## [Reading text]
For each cluster, the merge threshold was calculated according to the clustering category and the distance of the cluster center to the origin of coordinates. For different clustering categories, such as ‘truck’, ‘vehicle’, and ‘pedestrian’, different distance thresholds were set to merge the clustering results. As shown in Figure 7d, three clustering results were merged into a cluster to address the problem of oversegmentation. On the basis of the category filter method, the clustering category was determined to be ‘truck’. The merging threshold was defined as in Equation (3).
d m = w c w r r
where d m is the clustering merger threshold, w c is the parameter of the clustering category, w r is the parameter of the distance of the cluster center to the origin of coordinates, an r is the distance of the cluster center to origin of coordinates.

4. Experimental Results

To evaluate the performance of the proposed method, extensive experiments were carried out in various scenarios. We collected and annotated a mining dataset, and compared the proposed method with state-of-the-art methods.

## [Records supplied]
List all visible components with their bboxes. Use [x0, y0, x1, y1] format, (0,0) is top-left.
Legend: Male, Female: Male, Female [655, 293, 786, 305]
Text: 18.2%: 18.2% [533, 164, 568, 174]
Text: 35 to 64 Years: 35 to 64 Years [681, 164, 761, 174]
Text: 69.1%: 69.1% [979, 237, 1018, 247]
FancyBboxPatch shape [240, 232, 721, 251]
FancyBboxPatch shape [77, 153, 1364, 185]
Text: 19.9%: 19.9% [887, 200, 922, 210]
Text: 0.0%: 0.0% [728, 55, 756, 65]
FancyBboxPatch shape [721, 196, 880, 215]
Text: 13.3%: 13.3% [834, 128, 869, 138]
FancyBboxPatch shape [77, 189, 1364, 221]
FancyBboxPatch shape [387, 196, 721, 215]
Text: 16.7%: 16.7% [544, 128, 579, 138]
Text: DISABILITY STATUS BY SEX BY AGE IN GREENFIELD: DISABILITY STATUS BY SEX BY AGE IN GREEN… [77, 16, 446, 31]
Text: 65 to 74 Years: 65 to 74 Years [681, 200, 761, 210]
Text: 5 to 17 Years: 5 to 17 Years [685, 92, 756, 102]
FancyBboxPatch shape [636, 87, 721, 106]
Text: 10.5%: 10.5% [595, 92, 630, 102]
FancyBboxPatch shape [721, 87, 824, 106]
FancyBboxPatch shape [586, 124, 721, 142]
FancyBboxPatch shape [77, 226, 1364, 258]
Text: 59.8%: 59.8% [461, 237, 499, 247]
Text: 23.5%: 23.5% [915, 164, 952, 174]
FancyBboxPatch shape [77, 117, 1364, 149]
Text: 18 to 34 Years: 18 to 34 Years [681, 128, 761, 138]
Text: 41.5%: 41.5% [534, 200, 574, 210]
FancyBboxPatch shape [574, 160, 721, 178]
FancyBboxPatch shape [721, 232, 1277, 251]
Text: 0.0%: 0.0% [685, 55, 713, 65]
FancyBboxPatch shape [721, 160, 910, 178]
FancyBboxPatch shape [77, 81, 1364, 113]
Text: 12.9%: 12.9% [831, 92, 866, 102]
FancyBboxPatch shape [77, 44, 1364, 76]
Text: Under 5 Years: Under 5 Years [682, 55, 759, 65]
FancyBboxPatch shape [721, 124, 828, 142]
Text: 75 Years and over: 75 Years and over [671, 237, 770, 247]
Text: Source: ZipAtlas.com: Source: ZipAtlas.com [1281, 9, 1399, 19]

## [About this task]
Set down, word for word, the part of the cluster-merging text starting with "For each cluster, the" and going on through "in Equation (3).".

## [Answer section]
For each cluster, the merge threshold was calculated according to the clustering category and the distance of the cluster center to the origin of coordinates. For different clustering categories, such as ‘truck’, ‘vehicle’, and ‘pedestrian’, different distance thresholds were set to merge the clustering results. As shown in Figure 7d, three clustering results were merged into a cluster to address the problem of oversegmentation. On the basis of the category filter method, the clustering category was determined to be ‘truck’. The merging threshold was defined as in Equation (3).